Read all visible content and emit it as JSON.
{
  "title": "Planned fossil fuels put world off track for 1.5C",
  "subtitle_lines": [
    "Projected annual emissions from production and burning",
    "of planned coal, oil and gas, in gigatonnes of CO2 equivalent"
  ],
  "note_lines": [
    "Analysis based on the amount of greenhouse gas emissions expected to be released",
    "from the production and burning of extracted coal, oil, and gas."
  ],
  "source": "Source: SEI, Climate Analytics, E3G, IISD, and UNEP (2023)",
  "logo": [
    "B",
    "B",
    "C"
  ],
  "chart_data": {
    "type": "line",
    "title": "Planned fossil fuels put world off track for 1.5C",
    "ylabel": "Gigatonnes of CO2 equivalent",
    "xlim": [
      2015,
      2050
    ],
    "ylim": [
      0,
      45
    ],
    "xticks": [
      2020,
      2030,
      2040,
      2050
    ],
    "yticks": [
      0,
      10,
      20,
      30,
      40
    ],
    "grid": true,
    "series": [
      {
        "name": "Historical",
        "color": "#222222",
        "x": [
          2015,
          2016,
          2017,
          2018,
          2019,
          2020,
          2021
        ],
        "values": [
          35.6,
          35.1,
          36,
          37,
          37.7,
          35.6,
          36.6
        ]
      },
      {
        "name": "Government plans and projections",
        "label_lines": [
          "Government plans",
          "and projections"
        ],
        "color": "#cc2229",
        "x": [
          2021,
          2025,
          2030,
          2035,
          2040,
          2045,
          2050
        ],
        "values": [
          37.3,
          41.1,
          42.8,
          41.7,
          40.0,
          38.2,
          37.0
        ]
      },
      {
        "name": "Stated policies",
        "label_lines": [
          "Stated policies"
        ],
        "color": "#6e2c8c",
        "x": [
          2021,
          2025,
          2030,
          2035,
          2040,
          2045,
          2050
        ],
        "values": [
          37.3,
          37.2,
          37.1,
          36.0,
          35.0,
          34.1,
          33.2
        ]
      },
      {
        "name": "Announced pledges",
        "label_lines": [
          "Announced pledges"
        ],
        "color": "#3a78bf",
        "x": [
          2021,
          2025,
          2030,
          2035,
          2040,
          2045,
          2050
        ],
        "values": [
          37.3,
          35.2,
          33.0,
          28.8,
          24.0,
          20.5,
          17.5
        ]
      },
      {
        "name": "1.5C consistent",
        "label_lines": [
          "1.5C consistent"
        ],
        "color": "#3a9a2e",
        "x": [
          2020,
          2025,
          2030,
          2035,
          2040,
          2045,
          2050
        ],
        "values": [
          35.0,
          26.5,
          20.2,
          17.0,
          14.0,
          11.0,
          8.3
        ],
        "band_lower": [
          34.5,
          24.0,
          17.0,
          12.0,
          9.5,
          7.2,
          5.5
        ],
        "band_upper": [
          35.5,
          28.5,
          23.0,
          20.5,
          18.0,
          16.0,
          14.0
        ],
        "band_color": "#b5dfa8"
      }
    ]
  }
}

* [SHORT TASK] Write out the whole listing again, exactly as it stands.

* [REPLY TO THE EXERCISE]
Read all visible content and emit it as JSON.
{
  "title": "Planned fossil fuels put world off track for 1.5C",
  "subtitle_lines": [
    "Projected annual emissions from production and burning",
    "of planned coal, oil and gas, in gigatonnes of CO2 equivalent"
  ],
  "note_lines": [
    "Analysis based on the amount of greenhouse gas emissions expected to be released",
    "from the production and burning of extracted coal, oil, and gas."
  ],
  "source": "Source: SEI, Climate Analytics, E3G, IISD, and UNEP (2023)",
  "logo": [
    "B",
    "B",
    "C"
  ],
  "chart_data": {
    "type": "line",
    "title": "Planned fossil fuels put world off track for 1.5C",
    "ylabel": "Gigatonnes of CO2 equivalent",
    "xlim": [
      2015,
      2050
    ],
    "ylim": [
      0,
      45
    ],
    "xticks": [
      2020,
      2030,
      2040,
      2050
    ],
    "yticks": [
      0,
      10,
      20,
      30,
      40
    ],
    "grid": true,
    "series": [
      {
        "name": "Historical",
        "color": "#222222",
        "x": [
          2015,
          2016,
          2017,
          2018,
          2019,
          2020,
          2021
        ],
        "values": [
          35.6,
          35.1,
          36,
          37,
          37.7,
          35.6,
          36.6
        ]
      },
      {
        "name": "Government plans and projections",
        "label_lines": [
          "Government plans",
          "and projections"
        ],
        "color": "#cc2229",
        "x": [
          2021,
          2025,
          2030,
          2035,
          2040,
          2045,
          2050
        ],
        "values": [
          37.3,
          41.1,
          42.8,
          41.7,
          40.0,
          38.2,
          37.0
        ]
      },
      {
        "name": "Stated policies",
        "label_lines": [
          "Stated policies"
        ],
        "color": "#6e2c8c",
        "x": [
          2021,
          2025,
          2030,
          2035,
          2040,
          2045,
          2050
        ],
        "values": [
          37.3,
          37.2,
          37.1,
          36.0,
          35.0,
          34.1,
          33.2
        ]
      },
      {
        "name": "Announced pledges",
        "label_lines": [
          "Announced pledges"
        ],
        "color": "#3a78bf",
        "x": [
          2021,
          2025,
          2030,
          2035,
          2040,
          2045,
          2050
        ],
        "values": [
          37.3,
          35.2,
          33.0,
          28.8,
          24.0,
          20.5,
          17.5
        ]
      },
      {
        "name": "1.5C consistent",
        "label_lines": [
          "1.5C consistent"
        ],
        "color": "#3a9a2e",
        "x": [
          2020,
          2025,
          2030,
          2035,
          2040,
          2045,
          2050
        ],
        "values": [
          35.0,
          26.5,
          20.2,
          17.0,
          14.0,
          11.0,
          8.3
        ],
        "band_lower": [
          34.5,
          24.0,
          17.0,
          12.0,
          9.5,
          7.2,
          5.5
        ],
        "band_upper": [
          35.5,
          28.5,
          23.0,
          20.5,
          18.0,
          16.0,
          14.0
        ],
        "band_color": "#b5dfa8"
      }
    ]
  }
}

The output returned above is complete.